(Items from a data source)
-- -- --
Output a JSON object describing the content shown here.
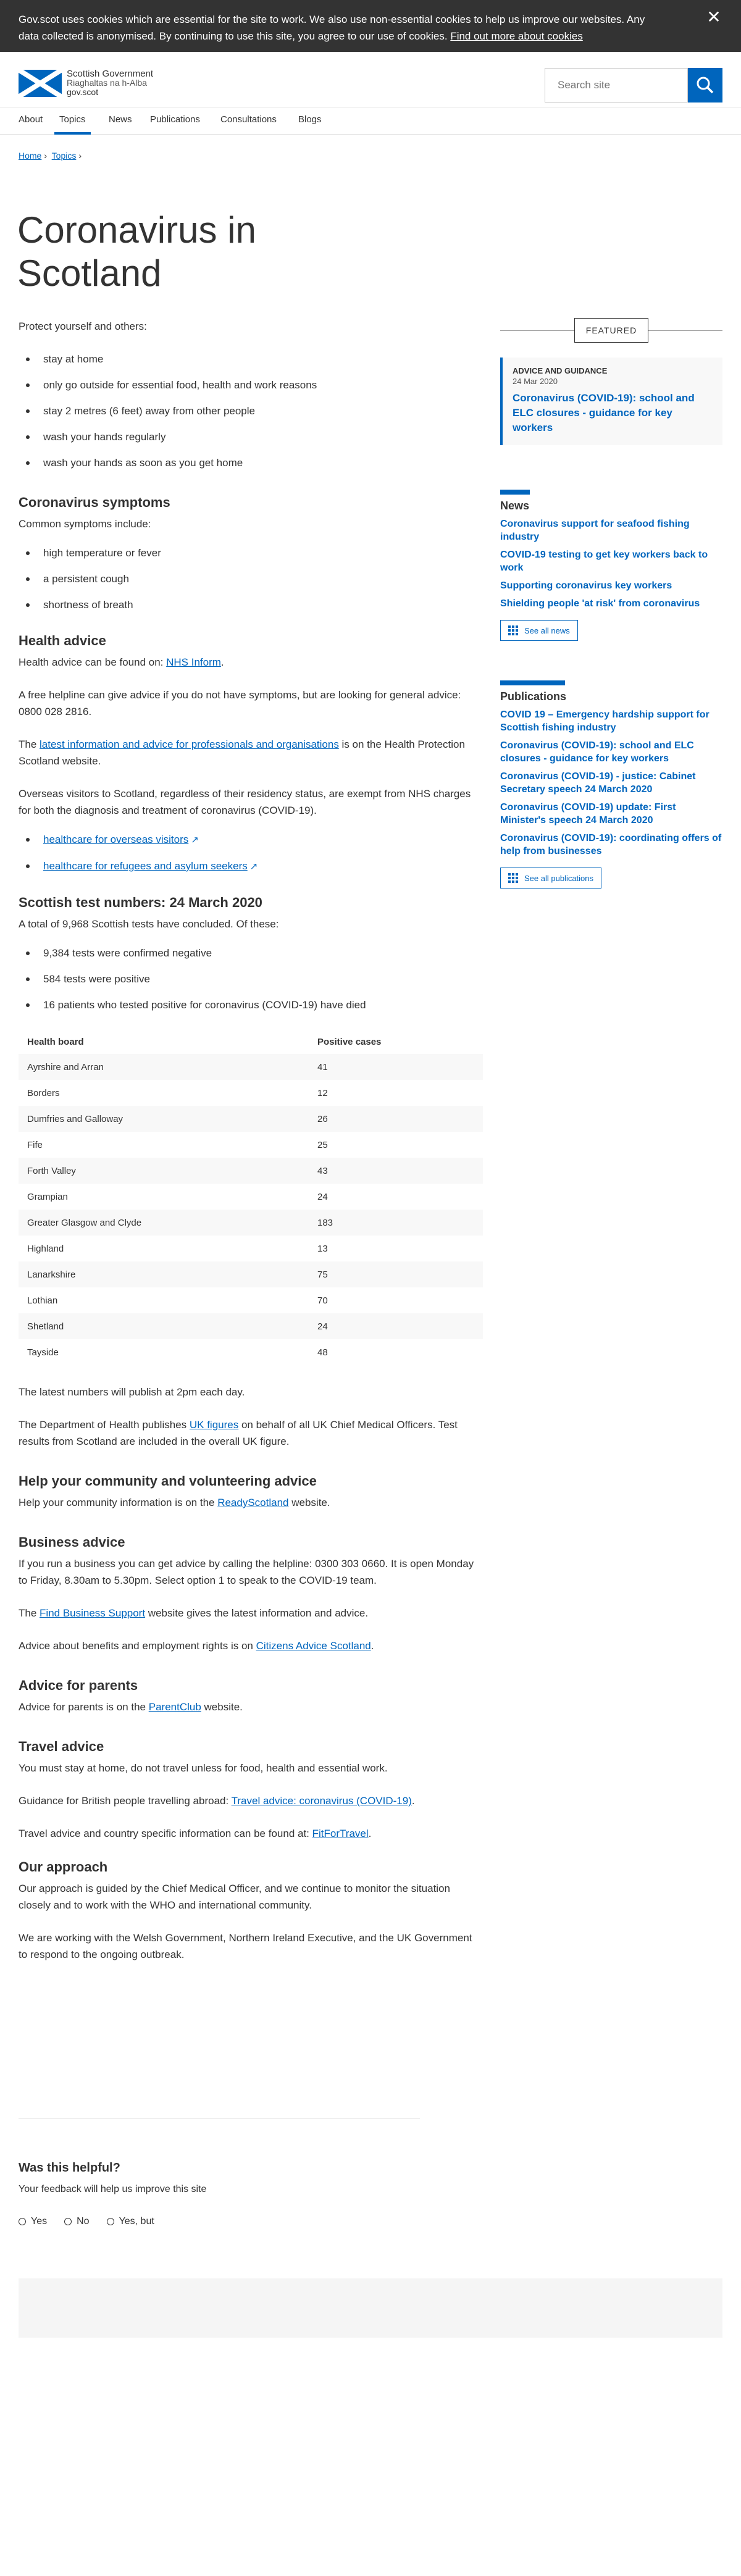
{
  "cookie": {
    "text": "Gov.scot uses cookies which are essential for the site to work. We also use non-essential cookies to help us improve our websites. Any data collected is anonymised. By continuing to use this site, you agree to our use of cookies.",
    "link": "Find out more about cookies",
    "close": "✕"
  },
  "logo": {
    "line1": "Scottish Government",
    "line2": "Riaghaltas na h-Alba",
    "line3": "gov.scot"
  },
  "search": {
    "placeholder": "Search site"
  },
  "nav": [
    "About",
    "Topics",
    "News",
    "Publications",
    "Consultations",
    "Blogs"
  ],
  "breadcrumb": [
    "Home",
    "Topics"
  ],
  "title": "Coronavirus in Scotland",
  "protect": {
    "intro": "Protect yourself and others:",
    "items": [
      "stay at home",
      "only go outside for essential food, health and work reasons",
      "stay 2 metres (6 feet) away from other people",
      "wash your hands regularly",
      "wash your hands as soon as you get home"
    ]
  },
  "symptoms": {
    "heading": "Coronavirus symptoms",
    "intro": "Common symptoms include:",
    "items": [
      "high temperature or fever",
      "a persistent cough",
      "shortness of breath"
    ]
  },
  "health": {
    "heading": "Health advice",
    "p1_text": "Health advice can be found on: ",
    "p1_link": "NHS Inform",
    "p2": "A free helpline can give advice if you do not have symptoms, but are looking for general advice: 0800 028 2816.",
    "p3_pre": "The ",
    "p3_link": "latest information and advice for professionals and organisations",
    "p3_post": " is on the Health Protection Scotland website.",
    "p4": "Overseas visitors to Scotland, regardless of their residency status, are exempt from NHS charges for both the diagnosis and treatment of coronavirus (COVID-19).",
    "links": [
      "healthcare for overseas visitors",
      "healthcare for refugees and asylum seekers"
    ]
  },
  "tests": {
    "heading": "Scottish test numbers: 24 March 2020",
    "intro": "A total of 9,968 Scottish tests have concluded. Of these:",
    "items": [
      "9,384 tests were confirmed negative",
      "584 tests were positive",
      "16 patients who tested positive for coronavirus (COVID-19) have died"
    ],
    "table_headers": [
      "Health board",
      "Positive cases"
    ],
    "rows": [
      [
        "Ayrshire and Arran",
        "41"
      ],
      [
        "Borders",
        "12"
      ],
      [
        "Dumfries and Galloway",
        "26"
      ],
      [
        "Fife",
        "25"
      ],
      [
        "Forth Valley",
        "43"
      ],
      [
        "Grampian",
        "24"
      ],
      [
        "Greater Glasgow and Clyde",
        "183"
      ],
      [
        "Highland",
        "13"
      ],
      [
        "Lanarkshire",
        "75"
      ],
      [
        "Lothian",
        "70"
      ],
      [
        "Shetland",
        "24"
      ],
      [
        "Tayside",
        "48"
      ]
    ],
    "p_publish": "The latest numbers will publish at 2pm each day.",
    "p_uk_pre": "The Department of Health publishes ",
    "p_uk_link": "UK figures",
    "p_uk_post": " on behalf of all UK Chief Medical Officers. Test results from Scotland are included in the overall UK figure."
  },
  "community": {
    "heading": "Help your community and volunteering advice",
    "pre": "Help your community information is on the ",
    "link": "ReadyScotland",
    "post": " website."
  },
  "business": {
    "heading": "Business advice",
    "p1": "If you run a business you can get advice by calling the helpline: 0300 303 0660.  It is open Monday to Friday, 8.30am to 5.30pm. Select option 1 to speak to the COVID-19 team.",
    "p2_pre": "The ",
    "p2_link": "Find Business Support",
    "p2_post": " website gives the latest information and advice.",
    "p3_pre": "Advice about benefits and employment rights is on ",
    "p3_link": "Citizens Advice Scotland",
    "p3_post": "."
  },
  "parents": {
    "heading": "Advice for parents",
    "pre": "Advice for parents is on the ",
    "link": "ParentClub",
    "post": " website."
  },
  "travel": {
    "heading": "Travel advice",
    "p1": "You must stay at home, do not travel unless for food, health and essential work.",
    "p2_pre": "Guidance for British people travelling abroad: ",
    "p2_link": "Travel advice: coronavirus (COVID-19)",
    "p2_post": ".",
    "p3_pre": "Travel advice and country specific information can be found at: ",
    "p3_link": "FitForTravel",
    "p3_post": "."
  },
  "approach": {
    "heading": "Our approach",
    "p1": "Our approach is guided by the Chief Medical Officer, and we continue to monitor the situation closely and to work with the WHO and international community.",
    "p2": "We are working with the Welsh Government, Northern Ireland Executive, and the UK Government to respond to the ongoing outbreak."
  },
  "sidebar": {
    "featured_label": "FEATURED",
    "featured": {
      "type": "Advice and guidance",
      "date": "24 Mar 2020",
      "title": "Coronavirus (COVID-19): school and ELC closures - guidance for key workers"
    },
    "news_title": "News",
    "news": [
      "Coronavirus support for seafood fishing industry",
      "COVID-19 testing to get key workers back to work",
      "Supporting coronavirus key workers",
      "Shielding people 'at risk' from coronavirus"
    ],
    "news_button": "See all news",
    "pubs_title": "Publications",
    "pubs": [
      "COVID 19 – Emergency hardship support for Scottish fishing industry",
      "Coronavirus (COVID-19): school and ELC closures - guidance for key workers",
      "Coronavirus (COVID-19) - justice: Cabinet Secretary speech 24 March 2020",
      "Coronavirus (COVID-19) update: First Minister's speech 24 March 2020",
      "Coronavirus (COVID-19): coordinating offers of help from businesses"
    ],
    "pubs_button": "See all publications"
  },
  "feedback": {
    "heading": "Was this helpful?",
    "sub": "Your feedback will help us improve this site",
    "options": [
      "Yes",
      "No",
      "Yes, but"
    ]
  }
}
-- -- --
#### EXERCISE:
Images aside, return each entry above precisely as it stands.

#### SOLUTION TO THIS EXERCISE:
Output a JSON object describing the content shown here.
{
  "cookie": {
    "text": "Gov.scot uses cookies which are essential for the site to work. We also use non-essential cookies to help us improve our websites. Any data collected is anonymised. By continuing to use this site, you agree to our use of cookies.",
    "link": "Find out more about cookies",
    "close": "✕"
  },
  "logo": {
    "line1": "Scottish Government",
    "line2": "Riaghaltas na h-Alba",
    "line3": "gov.scot"
  },
  "search": {
    "placeholder": "Search site"
  },
  "nav": [
    "About",
    "Topics",
    "News",
    "Publications",
    "Consultations",
    "Blogs"
  ],
  "breadcrumb": [
    "Home",
    "Topics"
  ],
  "title": "Coronavirus in Scotland",
  "protect": {
    "intro": "Protect yourself and others:",
    "items": [
      "stay at home",
      "only go outside for essential food, health and work reasons",
      "stay 2 metres (6 feet) away from other people",
      "wash your hands regularly",
      "wash your hands as soon as you get home"
    ]
  },
  "symptoms": {
    "heading": "Coronavirus symptoms",
    "intro": "Common symptoms include:",
    "items": [
      "high temperature or fever",
      "a persistent cough",
      "shortness of breath"
    ]
  },
  "health": {
    "heading": "Health advice",
    "p1_text": "Health advice can be found on: ",
    "p1_link": "NHS Inform",
    "p2": "A free helpline can give advice if you do not have symptoms, but are looking for general advice: 0800 028 2816.",
    "p3_pre": "The ",
    "p3_link": "latest information and advice for professionals and organisations",
    "p3_post": " is on the Health Protection Scotland website.",
    "p4": "Overseas visitors to Scotland, regardless of their residency status, are exempt from NHS charges for both the diagnosis and treatment of coronavirus (COVID-19).",
    "links": [
      "healthcare for overseas visitors",
      "healthcare for refugees and asylum seekers"
    ]
  },
  "tests": {
    "heading": "Scottish test numbers: 24 March 2020",
    "intro": "A total of 9,968 Scottish tests have concluded. Of these:",
    "items": [
      "9,384 tests were confirmed negative",
      "584 tests were positive",
      "16 patients who tested positive for coronavirus (COVID-19) have died"
    ],
    "table_headers": [
      "Health board",
      "Positive cases"
    ],
    "rows": [
      [
        "Ayrshire and Arran",
        "41"
      ],
      [
        "Borders",
        "12"
      ],
      [
        "Dumfries and Galloway",
        "26"
      ],
      [
        "Fife",
        "25"
      ],
      [
        "Forth Valley",
        "43"
      ],
      [
        "Grampian",
        "24"
      ],
      [
        "Greater Glasgow and Clyde",
        "183"
      ],
      [
        "Highland",
        "13"
      ],
      [
        "Lanarkshire",
        "75"
      ],
      [
        "Lothian",
        "70"
      ],
      [
        "Shetland",
        "24"
      ],
      [
        "Tayside",
        "48"
      ]
    ],
    "p_publish": "The latest numbers will publish at 2pm each day.",
    "p_uk_pre": "The Department of Health publishes ",
    "p_uk_link": "UK figures",
    "p_uk_post": " on behalf of all UK Chief Medical Officers. Test results from Scotland are included in the overall UK figure."
  },
  "community": {
    "heading": "Help your community and volunteering advice",
    "pre": "Help your community information is on the ",
    "link": "ReadyScotland",
    "post": " website."
  },
  "business": {
    "heading": "Business advice",
    "p1": "If you run a business you can get advice by calling the helpline: 0300 303 0660.  It is open Monday to Friday, 8.30am to 5.30pm. Select option 1 to speak to the COVID-19 team.",
    "p2_pre": "The ",
    "p2_link": "Find Business Support",
    "p2_post": " website gives the latest information and advice.",
    "p3_pre": "Advice about benefits and employment rights is on ",
    "p3_link": "Citizens Advice Scotland",
    "p3_post": "."
  },
  "parents": {
    "heading": "Advice for parents",
    "pre": "Advice for parents is on the ",
    "link": "ParentClub",
    "post": " website."
  },
  "travel": {
    "heading": "Travel advice",
    "p1": "You must stay at home, do not travel unless for food, health and essential work.",
    "p2_pre": "Guidance for British people travelling abroad: ",
    "p2_link": "Travel advice: coronavirus (COVID-19)",
    "p2_post": ".",
    "p3_pre": "Travel advice and country specific information can be found at: ",
    "p3_link": "FitForTravel",
    "p3_post": "."
  },
  "approach": {
    "heading": "Our approach",
    "p1": "Our approach is guided by the Chief Medical Officer, and we continue to monitor the situation closely and to work with the WHO and international community.",
    "p2": "We are working with the Welsh Government, Northern Ireland Executive, and the UK Government to respond to the ongoing outbreak."
  },
  "sidebar": {
    "featured_label": "FEATURED",
    "featured": {
      "type": "Advice and guidance",
      "date": "24 Mar 2020",
      "title": "Coronavirus (COVID-19): school and ELC closures - guidance for key workers"
    },
    "news_title": "News",
    "news": [
      "Coronavirus support for seafood fishing industry",
      "COVID-19 testing to get key workers back to work",
      "Supporting coronavirus key workers",
      "Shielding people 'at risk' from coronavirus"
    ],
    "news_button": "See all news",
    "pubs_title": "Publications",
    "pubs": [
      "COVID 19 – Emergency hardship support for Scottish fishing industry",
      "Coronavirus (COVID-19): school and ELC closures - guidance for key workers",
      "Coronavirus (COVID-19) - justice: Cabinet Secretary speech 24 March 2020",
      "Coronavirus (COVID-19) update: First Minister's speech 24 March 2020",
      "Coronavirus (COVID-19): coordinating offers of help from businesses"
    ],
    "pubs_button": "See all publications"
  },
  "feedback": {
    "heading": "Was this helpful?",
    "sub": "Your feedback will help us improve this site",
    "options": [
      "Yes",
      "No",
      "Yes, but"
    ]
  }
}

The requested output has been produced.